[Your task]
Starting at the first line below and ending at the line that contains "mode-icon [529,148,567,176]", put the lines in a numbered list, leaving out any blank lines.

***** Entries supplied

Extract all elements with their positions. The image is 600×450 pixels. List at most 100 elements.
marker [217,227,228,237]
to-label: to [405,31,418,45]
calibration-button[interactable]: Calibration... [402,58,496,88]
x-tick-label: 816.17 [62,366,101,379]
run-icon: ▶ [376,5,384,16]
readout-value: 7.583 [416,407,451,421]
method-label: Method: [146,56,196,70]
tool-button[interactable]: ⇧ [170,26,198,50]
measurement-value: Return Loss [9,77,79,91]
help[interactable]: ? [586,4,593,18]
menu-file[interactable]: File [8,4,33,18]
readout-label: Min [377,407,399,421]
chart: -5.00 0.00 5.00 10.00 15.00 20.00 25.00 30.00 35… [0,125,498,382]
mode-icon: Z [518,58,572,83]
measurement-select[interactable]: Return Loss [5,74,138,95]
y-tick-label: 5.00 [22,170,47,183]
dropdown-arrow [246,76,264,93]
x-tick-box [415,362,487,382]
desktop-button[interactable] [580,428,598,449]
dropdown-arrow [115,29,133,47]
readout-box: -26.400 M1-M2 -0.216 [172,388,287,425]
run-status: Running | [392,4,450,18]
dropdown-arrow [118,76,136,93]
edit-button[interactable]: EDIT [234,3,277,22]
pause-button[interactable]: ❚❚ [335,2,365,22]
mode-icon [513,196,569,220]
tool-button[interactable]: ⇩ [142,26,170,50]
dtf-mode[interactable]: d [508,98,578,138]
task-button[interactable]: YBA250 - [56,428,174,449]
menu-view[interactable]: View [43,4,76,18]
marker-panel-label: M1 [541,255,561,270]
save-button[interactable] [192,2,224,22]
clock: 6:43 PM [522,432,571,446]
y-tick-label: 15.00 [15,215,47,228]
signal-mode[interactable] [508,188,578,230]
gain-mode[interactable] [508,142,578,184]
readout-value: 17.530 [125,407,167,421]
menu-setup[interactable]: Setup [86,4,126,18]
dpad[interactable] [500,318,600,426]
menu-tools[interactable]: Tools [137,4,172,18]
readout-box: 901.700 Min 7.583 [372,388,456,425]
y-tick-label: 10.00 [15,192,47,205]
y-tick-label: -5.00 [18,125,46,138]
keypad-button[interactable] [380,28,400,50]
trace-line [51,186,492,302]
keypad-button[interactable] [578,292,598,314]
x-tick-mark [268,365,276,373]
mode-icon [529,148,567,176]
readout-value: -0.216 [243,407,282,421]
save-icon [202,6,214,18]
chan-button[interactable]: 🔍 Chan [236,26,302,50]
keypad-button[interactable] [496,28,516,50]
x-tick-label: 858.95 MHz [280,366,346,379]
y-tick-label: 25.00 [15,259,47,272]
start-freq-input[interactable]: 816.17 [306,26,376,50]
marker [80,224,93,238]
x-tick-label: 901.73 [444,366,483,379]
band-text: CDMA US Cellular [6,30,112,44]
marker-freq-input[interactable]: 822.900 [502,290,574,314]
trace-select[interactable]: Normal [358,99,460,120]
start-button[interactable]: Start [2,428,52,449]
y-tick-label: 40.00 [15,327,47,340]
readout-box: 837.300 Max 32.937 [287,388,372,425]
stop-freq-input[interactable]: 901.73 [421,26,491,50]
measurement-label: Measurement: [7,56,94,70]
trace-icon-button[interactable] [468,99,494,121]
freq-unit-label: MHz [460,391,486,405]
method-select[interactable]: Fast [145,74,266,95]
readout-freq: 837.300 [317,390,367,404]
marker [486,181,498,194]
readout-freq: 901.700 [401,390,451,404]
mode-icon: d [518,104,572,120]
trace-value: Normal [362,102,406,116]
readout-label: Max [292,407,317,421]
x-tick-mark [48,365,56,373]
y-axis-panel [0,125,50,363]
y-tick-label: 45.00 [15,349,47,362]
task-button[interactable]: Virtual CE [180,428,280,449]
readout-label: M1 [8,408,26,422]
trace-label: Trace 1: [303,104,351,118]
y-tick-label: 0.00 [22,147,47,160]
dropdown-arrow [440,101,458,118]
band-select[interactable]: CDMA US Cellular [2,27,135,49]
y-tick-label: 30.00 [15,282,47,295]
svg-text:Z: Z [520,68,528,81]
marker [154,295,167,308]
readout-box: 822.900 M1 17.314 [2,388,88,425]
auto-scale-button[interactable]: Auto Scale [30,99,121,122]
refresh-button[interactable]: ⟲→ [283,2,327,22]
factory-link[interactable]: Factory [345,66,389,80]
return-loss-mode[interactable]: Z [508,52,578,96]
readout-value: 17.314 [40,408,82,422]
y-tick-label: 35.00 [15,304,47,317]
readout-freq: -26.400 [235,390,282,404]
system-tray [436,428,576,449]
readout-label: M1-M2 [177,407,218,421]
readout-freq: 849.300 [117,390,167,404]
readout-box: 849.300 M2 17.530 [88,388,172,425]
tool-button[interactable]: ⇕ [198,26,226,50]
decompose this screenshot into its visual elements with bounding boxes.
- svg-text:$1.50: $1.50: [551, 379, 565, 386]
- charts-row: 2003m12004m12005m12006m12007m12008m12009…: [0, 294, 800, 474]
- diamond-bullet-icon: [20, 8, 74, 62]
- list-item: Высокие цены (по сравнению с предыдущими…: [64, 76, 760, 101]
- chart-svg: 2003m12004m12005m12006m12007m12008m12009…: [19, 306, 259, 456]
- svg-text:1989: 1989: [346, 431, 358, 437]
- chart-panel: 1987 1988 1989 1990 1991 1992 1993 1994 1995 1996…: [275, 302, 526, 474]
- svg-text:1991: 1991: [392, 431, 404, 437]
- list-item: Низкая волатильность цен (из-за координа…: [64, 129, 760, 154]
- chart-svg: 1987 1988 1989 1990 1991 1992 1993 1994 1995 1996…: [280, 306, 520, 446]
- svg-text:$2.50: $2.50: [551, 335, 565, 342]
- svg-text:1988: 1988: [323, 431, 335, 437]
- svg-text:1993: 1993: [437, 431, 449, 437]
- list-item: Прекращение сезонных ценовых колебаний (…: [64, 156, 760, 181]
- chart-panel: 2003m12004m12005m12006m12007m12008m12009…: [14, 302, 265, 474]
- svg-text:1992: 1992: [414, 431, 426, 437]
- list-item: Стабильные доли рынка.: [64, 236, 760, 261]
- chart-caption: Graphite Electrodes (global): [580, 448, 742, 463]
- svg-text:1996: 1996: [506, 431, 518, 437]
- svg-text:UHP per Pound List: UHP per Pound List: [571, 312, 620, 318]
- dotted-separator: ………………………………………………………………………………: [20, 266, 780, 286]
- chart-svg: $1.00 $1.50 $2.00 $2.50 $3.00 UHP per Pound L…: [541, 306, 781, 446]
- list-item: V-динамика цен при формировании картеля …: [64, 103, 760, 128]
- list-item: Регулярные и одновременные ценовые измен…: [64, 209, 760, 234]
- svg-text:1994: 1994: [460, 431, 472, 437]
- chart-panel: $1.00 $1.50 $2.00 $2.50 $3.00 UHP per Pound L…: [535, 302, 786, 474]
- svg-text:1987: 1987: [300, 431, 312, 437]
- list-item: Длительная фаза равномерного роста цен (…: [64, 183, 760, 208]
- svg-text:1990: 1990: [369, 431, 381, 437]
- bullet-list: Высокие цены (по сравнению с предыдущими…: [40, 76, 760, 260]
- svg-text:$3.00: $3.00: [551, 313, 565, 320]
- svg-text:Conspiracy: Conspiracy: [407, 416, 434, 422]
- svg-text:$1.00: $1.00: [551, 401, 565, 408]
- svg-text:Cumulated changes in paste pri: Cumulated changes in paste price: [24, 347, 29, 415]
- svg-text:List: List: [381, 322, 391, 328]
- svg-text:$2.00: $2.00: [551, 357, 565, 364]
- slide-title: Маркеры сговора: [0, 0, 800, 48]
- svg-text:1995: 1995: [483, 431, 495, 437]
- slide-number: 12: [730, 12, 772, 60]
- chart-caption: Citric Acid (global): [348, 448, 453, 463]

**********

[Final result]
1. Extract all elements with their positions. The image is 600×450 pixels. List at most 100 elements.
2. marker [217,227,228,237]
3. to-label: to [405,31,418,45]
4. calibration-button[interactable]: Calibration... [402,58,496,88]
5. x-tick-label: 816.17 [62,366,101,379]
6. run-icon: ▶ [376,5,384,16]
7. readout-value: 7.583 [416,407,451,421]
8. method-label: Method: [146,56,196,70]
9. tool-button[interactable]: ⇧ [170,26,198,50]
10. measurement-value: Return Loss [9,77,79,91]
11. help[interactable]: ? [586,4,593,18]
12. menu-file[interactable]: File [8,4,33,18]
13. readout-label: Min [377,407,399,421]
14. chart: -5.00 0.00 5.00 10.00 15.00 20.00 25.00 30.00 35… [0,125,498,382]
15. mode-icon: Z [518,58,572,83]
16. measurement-select[interactable]: Return Loss [5,74,138,95]
17. y-tick-label: 5.00 [22,170,47,183]
18. dropdown-arrow [246,76,264,93]
19. x-tick-box [415,362,487,382]
20. desktop-button[interactable] [580,428,598,449]
21. dropdown-arrow [115,29,133,47]
22. readout-box: -26.400 M1-M2 -0.216 [172,388,287,425]
23. run-status: Running | [392,4,450,18]
24. dropdown-arrow [118,76,136,93]
25. edit-button[interactable]: EDIT [234,3,277,22]
26. pause-button[interactable]: ❚❚ [335,2,365,22]
27. mode-icon [513,196,569,220]
28. tool-button[interactable]: ⇩ [142,26,170,50]
29. dtf-mode[interactable]: d [508,98,578,138]
30. task-button[interactable]: YBA250 - [56,428,174,449]
31. menu-view[interactable]: View [43,4,76,18]
32. marker-panel-label: M1 [541,255,561,270]
33. save-button[interactable] [192,2,224,22]
34. clock: 6:43 PM [522,432,571,446]
35. y-tick-label: 15.00 [15,215,47,228]
36. signal-mode[interactable] [508,188,578,230]
37. gain-mode[interactable] [508,142,578,184]
38. readout-value: 17.530 [125,407,167,421]
39. menu-setup[interactable]: Setup [86,4,126,18]
40. dpad[interactable] [500,318,600,426]
41. menu-tools[interactable]: Tools [137,4,172,18]
42. readout-box: 901.700 Min 7.583 [372,388,456,425]
43. y-tick-label: 10.00 [15,192,47,205]
44. y-tick-label: -5.00 [18,125,46,138]
45. keypad-button[interactable] [380,28,400,50]
46. trace-line [51,186,492,302]
47. keypad-button[interactable] [578,292,598,314]
48. x-tick-mark [268,365,276,373]
49. mode-icon [529,148,567,176]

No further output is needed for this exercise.